Recorded data
· · ·

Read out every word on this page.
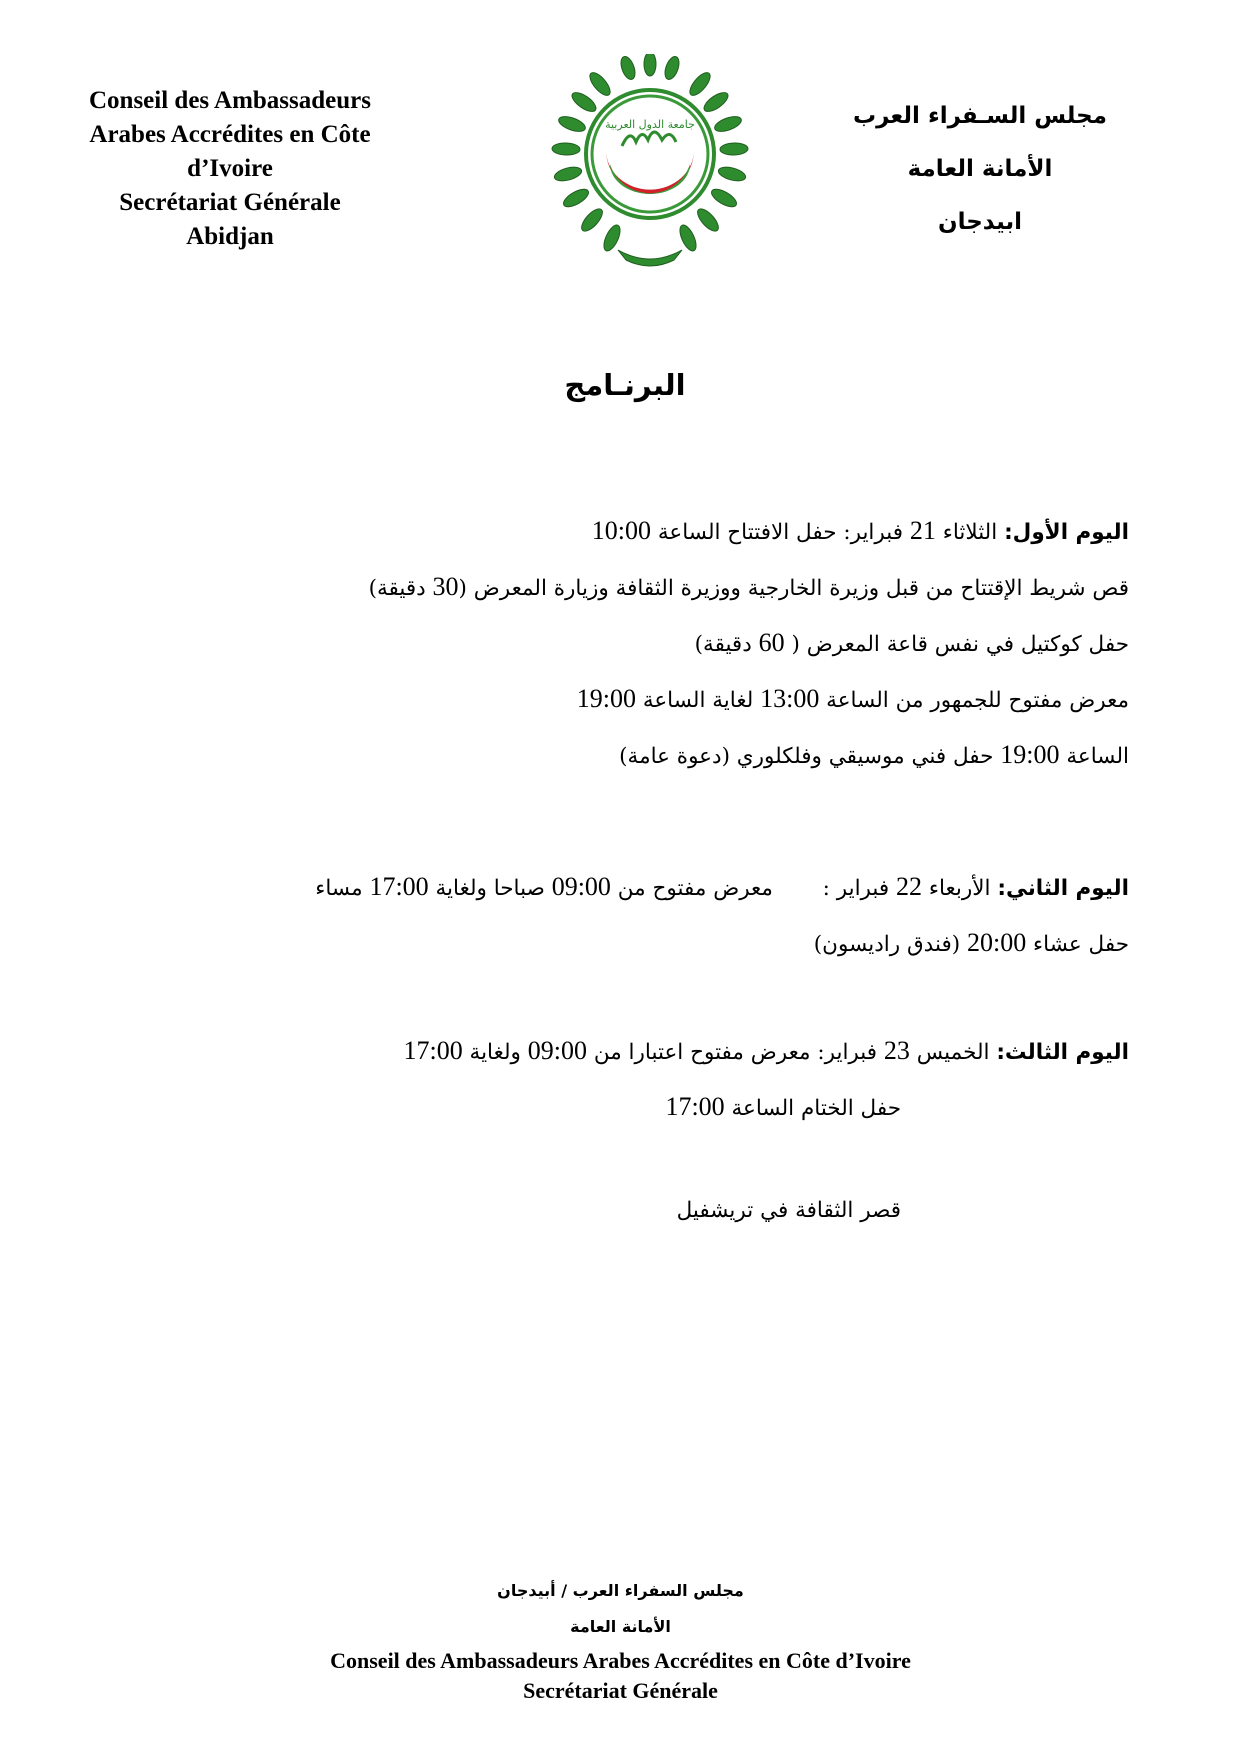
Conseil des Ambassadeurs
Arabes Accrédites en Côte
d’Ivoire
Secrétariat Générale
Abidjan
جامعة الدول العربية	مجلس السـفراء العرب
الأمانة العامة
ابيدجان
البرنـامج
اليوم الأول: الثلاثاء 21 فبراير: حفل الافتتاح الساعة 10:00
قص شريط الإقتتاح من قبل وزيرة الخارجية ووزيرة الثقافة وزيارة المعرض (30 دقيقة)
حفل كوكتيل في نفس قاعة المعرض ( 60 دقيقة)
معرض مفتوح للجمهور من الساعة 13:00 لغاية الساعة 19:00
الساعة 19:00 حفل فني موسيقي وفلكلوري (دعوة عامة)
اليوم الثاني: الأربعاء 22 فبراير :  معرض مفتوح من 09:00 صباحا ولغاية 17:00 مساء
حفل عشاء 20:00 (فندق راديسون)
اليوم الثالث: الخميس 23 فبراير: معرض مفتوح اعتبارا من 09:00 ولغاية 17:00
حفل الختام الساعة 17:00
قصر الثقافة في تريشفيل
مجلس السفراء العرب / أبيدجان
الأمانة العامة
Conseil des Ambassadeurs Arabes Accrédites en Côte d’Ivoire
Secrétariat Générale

· · ·

Find "مفتوح". Copy every line it occurs in.

معرض مفتوح للجمهور من الساعة 13:00 لغاية الساعة 19:00
اليوم الثاني: الأربعاء 22 فبراير :  معرض مفتوح من 09:00 صباحا ولغاية 17:00 مساء
اليوم الثالث: الخميس 23 فبراير: معرض مفتوح اعتبارا من 09:00 ولغاية 17:00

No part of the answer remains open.